Category: Maieutics

  • Respawn.

    Nell’angolo più insicuro e uggioso c’è lui. Rannicchiato su se stesso. Le gambe strette fra le braccia. Foto, istantanee di momenti mai vissuti, scivolano leggere come foglie secche.

    Mi guarda.
    Sorride.
    Un sorriso inerme,
    pietoso.

    Mi parla. Lasciando che le parole scorrano lentamente, da sole. Risuonano dolcemente. Accarezzano i capelli, e gli occhi. Chiusi. I suoi occhi invece sono aperti, sfidano la penombra, si cercano intorno sperando di riconoscere una figura familiare.

    Una piccola distrazione.
    Giro lo sguardo verso un altro ricordo.
    Lui non c’è più.

    Resta qualche foto,
    che svanisce tra le mani,
    ricomparendo in altri dove,
    che non mi appartengono più.

  • Think a little thing of me.

    Mi immergo in una vasca di led blu. Luci grandi e piccole, volteggiano come le lucciole. Il mio corpo è insensibile, ed è caldo come l’acqua, che è calda come l’aria.

    Fisso un punto luminoso di fronte a me. Lascio che gli occhi divergano. Le immagini iniziano a sdoppiarsi. In questo momento la realtà è un po’ a sinistra e un po’ a destra, e se potessi muovere le mani non saprei dove portarle.

    Ti prendo la mano, sott’acqua.
    Vorresti sapere cosa sta per succedere.
    Ma non sta per succedere nulla.
    Ciò che succede ora è già così dolce.

  • Fortasse fortior fortuna.

    Vertigine. Un vaso di Pandora che esplode come uno splendido fuoco d’artificio nel cielo. Nero uniforme, pronto ad accogliere questo disegno luminoso. Chiudo gli occhi. Non voglio guardare. Voglio sentire. Solo sentire le labbra schiudersi e le forze fingere di abbandonarmi. Stringimi forte e strappa il velo. Stringimi forte e lavami. Spazza via con soffio tutto il castello di carte che ho costruito con cura. Fammi cadere. Voglio cadere. Voglio guardare cosa c’è in fondo. Per poi risalire, stanco. Dammi in pasto il tuo cuore. E poi la tua anima. E poi la tua essenza. E poi dammi in pasto te, e non dimenticare nulla. Così sarò più forte, e quando sarò più forte potrai stringermi ancora più forte e farmi piangere e urlare ancora più forte, e più forte sarà il bisogno di sentire il tuo calore, e più forte vorrò mandarti via, così più forte vorrò incatenarti a me.

  • Don’t smile, do shrive.

    Dammi la tua mano ed io sarò salvato. Dammi i tuoi occhi, le tue labbra, i tuoi fianchi. Riscalda l’animo incosciente. Acquiescente. E poi rincorrimi in sogno, mentre mi nascondo dietro la porta e tu suoni e io apro e tu non ci sei e poi sei seduta a tavola e mi sorridi e c’è un bicchiere di vino dolce anche per me.

• **Problema breve 1**
Elenca, nell'ordine in cui compaiono, i titoli delle sezioni del testo qui sopra.

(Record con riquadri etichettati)
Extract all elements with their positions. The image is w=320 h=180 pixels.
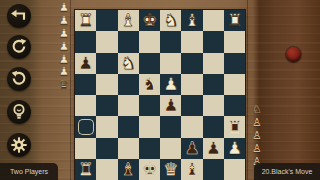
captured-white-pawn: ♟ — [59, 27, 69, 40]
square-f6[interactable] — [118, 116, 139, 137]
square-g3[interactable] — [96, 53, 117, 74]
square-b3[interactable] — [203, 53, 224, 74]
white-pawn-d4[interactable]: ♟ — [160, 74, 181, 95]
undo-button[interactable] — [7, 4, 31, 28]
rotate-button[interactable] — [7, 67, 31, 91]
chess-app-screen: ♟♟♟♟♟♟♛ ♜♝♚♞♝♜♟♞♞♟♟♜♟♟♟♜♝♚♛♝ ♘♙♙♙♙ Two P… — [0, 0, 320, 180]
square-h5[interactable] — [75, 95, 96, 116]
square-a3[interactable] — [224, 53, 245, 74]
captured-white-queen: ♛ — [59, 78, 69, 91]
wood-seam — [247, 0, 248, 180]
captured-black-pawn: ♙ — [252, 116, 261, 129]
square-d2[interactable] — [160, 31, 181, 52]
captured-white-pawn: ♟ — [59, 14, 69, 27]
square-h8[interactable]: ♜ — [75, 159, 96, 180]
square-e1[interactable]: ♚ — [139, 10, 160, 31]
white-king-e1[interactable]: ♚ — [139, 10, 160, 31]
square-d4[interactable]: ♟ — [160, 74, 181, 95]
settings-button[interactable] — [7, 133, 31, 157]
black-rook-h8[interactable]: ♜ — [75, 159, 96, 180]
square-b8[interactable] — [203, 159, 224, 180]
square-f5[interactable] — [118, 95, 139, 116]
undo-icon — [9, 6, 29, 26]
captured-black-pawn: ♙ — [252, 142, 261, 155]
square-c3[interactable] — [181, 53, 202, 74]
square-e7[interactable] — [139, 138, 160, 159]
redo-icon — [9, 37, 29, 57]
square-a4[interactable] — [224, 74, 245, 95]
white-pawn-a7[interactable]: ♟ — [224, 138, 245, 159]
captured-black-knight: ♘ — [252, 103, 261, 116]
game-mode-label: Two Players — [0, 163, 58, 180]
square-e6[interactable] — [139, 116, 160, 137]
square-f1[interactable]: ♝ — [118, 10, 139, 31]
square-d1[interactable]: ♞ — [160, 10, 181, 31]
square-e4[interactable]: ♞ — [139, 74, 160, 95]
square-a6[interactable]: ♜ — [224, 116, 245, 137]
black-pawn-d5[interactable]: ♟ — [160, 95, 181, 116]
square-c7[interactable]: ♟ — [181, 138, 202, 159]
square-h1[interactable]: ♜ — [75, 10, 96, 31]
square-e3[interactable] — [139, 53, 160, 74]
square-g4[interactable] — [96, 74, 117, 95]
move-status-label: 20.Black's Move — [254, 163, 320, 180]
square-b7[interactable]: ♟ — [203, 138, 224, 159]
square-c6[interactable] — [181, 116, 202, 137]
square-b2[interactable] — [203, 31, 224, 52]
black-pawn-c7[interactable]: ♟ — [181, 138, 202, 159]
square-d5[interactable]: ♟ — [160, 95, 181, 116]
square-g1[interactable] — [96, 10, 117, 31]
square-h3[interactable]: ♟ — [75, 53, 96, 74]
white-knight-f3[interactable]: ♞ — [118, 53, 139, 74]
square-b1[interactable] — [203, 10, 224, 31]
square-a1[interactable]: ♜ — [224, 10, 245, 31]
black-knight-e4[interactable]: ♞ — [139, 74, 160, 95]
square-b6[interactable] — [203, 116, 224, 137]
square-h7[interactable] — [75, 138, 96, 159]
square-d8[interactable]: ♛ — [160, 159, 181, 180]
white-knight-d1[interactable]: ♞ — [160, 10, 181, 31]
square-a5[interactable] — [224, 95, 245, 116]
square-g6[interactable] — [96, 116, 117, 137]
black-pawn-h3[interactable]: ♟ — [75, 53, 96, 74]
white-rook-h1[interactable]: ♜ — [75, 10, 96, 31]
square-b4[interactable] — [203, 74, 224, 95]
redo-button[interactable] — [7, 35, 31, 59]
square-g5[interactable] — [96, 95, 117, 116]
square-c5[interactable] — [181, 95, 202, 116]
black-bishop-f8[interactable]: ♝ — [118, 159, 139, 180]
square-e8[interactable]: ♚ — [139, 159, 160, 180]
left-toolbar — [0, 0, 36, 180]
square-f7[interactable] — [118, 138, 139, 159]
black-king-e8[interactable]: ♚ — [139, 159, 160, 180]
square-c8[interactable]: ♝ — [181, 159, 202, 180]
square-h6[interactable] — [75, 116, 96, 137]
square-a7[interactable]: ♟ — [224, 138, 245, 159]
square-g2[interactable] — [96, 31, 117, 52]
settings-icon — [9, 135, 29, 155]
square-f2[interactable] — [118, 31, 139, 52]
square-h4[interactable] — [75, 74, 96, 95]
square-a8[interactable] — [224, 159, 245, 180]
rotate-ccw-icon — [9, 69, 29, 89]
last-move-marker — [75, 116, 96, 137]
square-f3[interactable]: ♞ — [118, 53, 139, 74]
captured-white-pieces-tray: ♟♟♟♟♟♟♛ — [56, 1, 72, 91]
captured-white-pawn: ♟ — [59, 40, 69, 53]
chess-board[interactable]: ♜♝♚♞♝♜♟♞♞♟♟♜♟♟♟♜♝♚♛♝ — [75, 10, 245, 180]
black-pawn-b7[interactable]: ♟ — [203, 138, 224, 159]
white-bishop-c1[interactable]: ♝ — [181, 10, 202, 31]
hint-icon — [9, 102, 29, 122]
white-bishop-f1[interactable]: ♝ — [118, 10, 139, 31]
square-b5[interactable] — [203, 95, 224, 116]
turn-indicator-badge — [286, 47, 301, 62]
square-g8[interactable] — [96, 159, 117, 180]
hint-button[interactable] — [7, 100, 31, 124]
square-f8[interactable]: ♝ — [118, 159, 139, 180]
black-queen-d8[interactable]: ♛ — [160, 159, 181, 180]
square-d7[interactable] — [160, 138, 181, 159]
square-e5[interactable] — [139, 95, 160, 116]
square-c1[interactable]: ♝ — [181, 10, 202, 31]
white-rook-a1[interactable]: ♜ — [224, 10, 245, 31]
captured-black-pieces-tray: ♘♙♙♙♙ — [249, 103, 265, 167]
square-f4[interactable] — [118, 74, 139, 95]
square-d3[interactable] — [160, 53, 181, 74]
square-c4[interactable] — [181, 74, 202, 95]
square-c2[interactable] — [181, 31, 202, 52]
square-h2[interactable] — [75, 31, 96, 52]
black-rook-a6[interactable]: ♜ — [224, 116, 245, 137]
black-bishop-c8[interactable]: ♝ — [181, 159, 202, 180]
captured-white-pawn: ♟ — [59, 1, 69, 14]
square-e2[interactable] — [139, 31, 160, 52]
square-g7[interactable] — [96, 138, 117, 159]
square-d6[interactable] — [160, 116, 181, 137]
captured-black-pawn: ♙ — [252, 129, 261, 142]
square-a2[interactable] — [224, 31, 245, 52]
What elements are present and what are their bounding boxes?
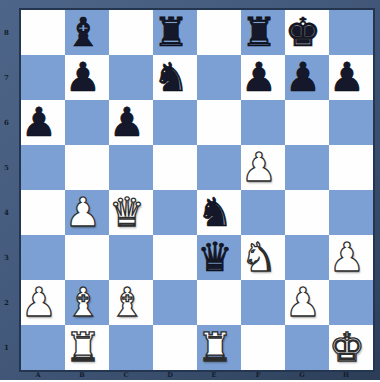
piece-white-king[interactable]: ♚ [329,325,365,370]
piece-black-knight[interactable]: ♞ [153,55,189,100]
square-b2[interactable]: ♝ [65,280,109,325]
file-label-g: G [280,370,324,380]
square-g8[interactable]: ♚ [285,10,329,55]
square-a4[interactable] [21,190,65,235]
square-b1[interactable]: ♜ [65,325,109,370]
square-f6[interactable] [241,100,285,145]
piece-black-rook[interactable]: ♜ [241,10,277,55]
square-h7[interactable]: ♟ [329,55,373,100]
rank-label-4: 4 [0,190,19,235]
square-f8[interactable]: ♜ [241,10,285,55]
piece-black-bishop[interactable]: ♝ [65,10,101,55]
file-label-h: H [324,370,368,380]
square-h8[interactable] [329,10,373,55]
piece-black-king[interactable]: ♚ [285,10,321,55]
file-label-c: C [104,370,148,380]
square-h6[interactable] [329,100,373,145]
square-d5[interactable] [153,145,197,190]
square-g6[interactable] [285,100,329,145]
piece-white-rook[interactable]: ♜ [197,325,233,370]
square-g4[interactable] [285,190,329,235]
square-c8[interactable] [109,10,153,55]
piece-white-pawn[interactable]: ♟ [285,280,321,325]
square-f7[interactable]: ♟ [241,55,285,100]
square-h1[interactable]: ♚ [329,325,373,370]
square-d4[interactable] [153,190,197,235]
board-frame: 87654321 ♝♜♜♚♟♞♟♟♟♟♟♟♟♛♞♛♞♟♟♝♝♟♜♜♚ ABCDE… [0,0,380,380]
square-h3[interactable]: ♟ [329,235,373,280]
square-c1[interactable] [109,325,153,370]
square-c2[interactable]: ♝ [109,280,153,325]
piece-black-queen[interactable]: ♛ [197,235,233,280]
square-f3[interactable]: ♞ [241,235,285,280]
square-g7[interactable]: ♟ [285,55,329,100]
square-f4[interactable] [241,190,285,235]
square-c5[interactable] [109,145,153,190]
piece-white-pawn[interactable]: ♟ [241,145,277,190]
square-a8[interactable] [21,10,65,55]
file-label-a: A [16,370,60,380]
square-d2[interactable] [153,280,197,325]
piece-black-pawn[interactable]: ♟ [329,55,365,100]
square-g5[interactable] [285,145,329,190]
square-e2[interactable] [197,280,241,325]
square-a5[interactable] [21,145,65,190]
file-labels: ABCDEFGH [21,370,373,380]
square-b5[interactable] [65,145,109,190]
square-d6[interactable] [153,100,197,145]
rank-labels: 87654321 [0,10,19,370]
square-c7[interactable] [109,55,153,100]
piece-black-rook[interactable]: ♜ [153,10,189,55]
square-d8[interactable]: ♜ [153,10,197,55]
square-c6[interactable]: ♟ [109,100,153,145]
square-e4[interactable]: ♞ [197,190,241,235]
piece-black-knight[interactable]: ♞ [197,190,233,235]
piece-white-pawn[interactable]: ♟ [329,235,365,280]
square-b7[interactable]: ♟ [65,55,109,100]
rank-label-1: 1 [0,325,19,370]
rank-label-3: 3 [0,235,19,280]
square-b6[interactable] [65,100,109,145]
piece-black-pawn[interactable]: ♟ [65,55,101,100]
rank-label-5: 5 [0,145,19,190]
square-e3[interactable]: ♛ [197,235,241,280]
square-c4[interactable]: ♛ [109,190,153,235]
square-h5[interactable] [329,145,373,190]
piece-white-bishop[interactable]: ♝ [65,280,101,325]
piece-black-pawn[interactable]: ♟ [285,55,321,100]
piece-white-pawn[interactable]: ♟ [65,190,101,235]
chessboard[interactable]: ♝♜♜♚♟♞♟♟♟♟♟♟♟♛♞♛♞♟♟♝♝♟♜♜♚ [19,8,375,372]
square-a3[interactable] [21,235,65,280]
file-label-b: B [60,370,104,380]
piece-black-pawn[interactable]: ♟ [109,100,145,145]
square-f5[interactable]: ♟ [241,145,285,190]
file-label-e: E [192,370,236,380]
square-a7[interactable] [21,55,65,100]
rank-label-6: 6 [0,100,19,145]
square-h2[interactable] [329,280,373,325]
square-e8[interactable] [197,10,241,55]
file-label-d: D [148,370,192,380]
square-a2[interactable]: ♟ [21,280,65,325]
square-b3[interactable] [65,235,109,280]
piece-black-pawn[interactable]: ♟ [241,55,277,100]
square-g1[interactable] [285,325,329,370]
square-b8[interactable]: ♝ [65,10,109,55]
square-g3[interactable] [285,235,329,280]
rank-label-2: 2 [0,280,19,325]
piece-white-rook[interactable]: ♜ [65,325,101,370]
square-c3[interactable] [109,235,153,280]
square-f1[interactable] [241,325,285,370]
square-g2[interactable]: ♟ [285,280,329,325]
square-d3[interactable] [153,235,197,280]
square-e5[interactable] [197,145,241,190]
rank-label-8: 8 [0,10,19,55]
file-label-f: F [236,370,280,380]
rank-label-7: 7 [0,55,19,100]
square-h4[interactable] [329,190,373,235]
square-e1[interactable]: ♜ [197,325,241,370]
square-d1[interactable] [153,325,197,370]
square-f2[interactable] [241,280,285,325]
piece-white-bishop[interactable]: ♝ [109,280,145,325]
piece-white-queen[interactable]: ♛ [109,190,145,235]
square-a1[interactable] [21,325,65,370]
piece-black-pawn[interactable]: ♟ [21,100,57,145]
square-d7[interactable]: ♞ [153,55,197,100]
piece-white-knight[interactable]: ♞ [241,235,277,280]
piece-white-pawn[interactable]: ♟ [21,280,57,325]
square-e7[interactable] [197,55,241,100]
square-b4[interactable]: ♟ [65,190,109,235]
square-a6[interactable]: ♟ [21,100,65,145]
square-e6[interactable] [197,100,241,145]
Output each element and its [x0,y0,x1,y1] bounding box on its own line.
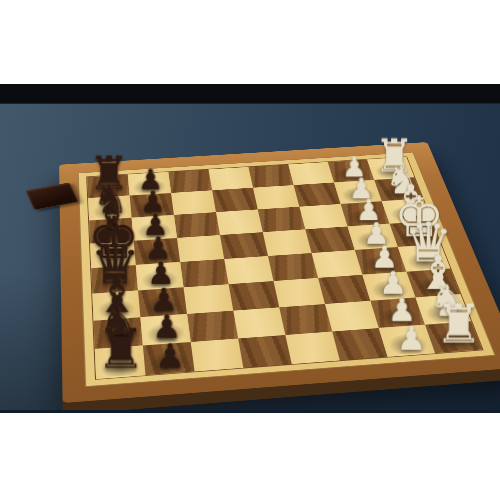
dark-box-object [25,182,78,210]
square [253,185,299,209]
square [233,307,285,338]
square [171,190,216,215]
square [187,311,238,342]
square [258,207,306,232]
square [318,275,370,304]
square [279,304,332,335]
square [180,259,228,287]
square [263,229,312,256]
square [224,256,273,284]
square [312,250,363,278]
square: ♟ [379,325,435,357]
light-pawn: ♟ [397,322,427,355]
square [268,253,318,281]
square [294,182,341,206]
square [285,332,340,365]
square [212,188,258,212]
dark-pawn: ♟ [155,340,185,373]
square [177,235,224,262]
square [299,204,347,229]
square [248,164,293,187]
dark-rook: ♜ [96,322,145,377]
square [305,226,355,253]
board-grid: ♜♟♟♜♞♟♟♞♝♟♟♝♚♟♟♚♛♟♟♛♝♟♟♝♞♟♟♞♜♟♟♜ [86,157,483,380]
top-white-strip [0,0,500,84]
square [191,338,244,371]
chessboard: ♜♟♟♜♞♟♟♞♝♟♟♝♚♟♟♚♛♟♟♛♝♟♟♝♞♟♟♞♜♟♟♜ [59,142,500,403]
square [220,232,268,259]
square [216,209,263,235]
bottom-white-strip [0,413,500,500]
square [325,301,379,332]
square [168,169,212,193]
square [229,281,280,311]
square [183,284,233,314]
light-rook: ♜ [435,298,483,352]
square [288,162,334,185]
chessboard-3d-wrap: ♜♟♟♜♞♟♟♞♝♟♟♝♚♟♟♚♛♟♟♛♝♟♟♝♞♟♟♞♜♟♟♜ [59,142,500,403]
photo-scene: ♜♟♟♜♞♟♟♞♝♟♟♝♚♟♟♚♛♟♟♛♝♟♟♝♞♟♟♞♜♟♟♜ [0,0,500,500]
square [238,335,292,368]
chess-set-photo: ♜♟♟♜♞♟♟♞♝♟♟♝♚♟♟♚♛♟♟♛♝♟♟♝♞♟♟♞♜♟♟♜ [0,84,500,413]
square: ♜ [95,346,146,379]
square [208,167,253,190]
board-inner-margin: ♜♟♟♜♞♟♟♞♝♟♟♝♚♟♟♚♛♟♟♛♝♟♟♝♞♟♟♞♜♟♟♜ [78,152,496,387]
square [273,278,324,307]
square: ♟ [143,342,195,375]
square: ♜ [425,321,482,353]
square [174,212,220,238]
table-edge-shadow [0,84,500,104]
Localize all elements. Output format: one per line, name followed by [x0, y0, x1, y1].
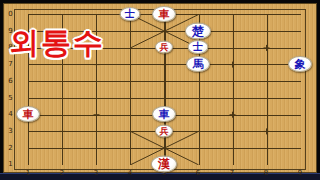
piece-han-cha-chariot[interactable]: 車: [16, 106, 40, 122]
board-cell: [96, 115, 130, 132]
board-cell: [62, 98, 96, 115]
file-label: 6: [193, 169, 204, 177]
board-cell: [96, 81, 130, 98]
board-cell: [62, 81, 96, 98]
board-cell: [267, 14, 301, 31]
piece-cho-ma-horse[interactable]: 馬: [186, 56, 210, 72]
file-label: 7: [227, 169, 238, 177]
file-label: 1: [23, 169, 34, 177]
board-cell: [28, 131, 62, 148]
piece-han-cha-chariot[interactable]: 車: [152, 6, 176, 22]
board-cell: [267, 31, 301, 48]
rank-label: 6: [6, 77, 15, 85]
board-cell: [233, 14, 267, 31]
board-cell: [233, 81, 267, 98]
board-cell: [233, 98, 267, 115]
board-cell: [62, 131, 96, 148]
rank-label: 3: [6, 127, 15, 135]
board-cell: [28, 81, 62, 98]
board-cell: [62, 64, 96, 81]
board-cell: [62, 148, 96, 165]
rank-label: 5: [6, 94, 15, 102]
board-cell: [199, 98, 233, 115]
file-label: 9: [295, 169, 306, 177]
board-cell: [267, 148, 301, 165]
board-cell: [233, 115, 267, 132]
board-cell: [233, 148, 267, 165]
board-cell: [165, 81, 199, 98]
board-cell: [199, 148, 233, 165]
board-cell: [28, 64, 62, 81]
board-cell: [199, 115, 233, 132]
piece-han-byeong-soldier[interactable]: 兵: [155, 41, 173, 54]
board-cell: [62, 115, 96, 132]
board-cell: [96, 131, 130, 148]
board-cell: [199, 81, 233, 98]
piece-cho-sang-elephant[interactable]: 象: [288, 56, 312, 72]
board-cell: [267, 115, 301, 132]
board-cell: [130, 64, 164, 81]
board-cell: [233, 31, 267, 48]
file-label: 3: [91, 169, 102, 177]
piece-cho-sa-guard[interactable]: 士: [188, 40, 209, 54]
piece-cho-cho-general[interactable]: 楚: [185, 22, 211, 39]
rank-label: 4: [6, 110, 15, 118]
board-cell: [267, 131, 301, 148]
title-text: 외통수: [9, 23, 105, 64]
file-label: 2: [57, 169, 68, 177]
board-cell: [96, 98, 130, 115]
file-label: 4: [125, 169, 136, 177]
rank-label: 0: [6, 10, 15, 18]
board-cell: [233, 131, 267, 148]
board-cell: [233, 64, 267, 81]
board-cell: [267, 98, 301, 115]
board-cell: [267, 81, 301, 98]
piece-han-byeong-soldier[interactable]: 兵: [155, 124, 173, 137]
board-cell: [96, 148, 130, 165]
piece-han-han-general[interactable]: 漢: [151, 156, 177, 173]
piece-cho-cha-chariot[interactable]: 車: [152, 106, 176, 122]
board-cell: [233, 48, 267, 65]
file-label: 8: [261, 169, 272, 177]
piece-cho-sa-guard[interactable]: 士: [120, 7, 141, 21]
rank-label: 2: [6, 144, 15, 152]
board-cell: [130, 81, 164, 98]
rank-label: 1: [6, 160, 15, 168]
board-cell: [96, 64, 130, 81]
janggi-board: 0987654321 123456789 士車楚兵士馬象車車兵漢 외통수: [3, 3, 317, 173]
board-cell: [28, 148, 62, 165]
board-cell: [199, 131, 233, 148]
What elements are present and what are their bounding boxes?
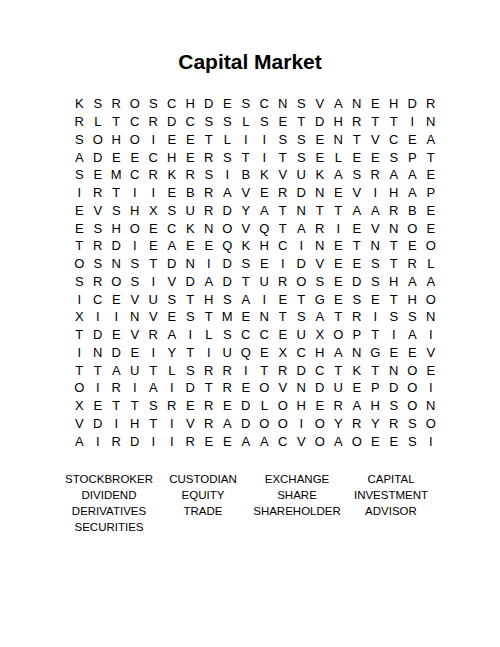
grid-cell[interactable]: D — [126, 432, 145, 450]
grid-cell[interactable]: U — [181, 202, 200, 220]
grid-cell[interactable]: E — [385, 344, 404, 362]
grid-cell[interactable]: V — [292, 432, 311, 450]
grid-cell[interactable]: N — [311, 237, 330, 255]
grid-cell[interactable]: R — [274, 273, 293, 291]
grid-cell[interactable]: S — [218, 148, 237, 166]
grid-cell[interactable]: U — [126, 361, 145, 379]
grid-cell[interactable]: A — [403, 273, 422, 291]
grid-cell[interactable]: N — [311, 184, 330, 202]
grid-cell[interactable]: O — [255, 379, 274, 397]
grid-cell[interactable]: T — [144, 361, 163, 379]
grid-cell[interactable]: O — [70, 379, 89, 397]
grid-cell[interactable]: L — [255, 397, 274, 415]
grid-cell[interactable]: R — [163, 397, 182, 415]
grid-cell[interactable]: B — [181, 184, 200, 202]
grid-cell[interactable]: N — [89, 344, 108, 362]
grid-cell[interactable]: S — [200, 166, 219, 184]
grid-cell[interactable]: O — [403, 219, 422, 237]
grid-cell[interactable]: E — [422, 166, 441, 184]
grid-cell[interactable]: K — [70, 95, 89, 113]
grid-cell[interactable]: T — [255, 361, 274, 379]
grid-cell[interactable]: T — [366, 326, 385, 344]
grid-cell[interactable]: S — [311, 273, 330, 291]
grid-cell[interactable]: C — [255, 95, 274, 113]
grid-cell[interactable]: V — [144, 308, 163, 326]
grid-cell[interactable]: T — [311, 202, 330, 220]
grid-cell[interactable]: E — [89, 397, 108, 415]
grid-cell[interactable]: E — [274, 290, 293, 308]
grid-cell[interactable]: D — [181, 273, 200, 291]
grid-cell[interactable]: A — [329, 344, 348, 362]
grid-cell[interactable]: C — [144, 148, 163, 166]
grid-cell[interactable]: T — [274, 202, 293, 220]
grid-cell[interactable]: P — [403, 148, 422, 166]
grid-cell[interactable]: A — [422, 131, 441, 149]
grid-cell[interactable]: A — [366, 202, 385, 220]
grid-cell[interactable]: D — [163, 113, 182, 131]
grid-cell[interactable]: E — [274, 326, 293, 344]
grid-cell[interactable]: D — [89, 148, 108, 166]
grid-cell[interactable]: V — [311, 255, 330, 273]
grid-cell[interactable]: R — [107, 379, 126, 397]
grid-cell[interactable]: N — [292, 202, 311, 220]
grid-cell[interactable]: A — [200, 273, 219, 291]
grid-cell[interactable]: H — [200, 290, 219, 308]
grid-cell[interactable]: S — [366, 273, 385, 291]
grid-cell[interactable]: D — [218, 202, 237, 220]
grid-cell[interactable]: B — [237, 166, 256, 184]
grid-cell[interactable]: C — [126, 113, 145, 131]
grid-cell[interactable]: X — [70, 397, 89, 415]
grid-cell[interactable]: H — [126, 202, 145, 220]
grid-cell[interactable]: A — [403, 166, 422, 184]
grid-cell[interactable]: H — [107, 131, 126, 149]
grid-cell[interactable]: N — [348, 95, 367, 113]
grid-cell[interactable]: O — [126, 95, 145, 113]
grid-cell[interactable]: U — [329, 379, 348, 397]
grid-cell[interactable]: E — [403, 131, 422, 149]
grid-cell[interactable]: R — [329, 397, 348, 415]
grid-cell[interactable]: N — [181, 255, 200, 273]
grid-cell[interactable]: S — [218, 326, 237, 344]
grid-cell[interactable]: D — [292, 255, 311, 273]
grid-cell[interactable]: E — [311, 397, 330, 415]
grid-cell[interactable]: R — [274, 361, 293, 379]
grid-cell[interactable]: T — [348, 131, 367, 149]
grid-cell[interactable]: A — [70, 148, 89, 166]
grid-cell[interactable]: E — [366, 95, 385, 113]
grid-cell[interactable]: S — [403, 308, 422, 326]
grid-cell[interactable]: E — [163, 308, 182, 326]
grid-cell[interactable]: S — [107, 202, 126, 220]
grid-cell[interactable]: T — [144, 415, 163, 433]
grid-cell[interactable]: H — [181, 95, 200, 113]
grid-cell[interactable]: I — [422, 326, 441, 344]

• **Problema breve 2**
Per favore, riproduci nei record tutto ciò che va dalla riga che contiene "grid-cell[interactable]: D — [126, 432, 145, 450]" fino alla riga che contiene "grid-cell[interactable]: O — [255, 379, 274, 397]", entrambe comprese.

• **Esito del compito 1**
Respawn.
Think a little thing of me.
Fortasse fortior fortuna.
Don’t smile, do shrive.

• **Esito del compito 2**
grid-cell[interactable]: D — [126, 432, 145, 450]
grid-cell[interactable]: U — [181, 202, 200, 220]
grid-cell[interactable]: E — [385, 344, 404, 362]
grid-cell[interactable]: V — [292, 432, 311, 450]
grid-cell[interactable]: N — [311, 237, 330, 255]
grid-cell[interactable]: R — [274, 273, 293, 291]
grid-cell[interactable]: S — [218, 148, 237, 166]
grid-cell[interactable]: U — [126, 361, 145, 379]
grid-cell[interactable]: A — [403, 273, 422, 291]
grid-cell[interactable]: N — [311, 184, 330, 202]
grid-cell[interactable]: O — [255, 379, 274, 397]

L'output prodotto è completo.